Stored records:
★ ★ ★ ★ ★
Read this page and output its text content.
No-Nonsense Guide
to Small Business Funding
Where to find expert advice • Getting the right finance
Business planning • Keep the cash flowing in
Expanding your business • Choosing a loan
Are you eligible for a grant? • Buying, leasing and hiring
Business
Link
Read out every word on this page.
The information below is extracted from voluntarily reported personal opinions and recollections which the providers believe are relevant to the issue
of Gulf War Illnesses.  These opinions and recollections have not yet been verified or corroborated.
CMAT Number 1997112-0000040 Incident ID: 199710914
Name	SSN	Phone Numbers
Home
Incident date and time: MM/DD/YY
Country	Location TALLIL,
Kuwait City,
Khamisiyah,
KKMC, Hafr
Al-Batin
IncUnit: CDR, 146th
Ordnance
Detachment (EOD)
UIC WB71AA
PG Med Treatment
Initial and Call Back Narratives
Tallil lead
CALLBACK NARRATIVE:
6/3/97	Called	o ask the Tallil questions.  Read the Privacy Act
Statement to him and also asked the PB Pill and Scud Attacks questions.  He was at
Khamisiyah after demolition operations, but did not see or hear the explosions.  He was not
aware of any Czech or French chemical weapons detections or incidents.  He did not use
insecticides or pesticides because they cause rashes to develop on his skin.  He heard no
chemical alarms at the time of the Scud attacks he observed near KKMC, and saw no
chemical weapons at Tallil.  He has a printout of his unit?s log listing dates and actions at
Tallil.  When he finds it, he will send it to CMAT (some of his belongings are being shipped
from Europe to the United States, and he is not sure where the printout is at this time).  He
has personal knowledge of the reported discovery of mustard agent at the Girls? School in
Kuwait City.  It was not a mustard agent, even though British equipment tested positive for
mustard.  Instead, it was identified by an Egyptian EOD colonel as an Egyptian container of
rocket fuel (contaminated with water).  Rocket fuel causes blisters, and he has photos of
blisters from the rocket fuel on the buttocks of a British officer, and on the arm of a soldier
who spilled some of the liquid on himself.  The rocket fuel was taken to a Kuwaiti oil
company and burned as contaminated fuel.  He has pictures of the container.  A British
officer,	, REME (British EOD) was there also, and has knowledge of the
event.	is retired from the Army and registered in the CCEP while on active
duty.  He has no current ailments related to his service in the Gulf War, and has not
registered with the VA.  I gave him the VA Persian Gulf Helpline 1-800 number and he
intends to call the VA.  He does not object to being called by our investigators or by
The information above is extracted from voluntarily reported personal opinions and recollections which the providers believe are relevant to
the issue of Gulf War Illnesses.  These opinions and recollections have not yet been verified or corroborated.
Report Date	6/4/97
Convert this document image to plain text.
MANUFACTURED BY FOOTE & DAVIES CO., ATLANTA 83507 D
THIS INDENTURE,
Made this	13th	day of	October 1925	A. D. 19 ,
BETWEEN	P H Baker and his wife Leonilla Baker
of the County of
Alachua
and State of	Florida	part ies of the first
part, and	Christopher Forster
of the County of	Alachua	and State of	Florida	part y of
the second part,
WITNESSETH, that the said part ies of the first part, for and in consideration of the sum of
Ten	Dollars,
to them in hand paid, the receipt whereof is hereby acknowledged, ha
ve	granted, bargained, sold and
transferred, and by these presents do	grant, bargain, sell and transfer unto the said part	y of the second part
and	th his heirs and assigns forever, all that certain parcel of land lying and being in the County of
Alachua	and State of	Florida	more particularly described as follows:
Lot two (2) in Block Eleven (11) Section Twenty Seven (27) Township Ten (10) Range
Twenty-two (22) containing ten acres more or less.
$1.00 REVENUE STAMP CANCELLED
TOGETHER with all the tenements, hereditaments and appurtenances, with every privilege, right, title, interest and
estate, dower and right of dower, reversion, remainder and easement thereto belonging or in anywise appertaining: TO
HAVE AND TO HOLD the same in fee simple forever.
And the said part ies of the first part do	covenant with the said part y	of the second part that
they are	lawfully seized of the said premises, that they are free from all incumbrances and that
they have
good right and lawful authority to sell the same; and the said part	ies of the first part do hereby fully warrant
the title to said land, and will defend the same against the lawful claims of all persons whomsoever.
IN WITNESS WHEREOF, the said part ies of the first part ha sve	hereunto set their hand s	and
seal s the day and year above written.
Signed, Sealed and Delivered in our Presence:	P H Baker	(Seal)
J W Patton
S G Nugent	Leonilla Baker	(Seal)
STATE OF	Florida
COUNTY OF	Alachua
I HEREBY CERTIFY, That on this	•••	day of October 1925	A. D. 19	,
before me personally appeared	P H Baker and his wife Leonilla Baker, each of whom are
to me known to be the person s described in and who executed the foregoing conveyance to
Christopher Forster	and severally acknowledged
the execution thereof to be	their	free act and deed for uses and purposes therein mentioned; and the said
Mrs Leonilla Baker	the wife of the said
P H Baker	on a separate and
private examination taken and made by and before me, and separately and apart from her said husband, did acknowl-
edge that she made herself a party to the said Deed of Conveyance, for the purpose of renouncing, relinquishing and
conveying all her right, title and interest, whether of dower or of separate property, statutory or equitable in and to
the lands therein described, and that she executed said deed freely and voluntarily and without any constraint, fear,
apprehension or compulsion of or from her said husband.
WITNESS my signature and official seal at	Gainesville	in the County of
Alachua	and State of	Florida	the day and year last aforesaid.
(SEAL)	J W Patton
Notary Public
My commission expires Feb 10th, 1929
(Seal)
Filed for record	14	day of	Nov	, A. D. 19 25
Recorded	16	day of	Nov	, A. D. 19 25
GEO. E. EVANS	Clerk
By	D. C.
★ ★ ★ ★ ★
Problem description: Show every line that contains the word "registered".

Written response:
event.	is retired from the Army and registered in the CCEP while on active
registered with the VA.  I gave him the VA Persian Gulf Helpline 1-800 number and he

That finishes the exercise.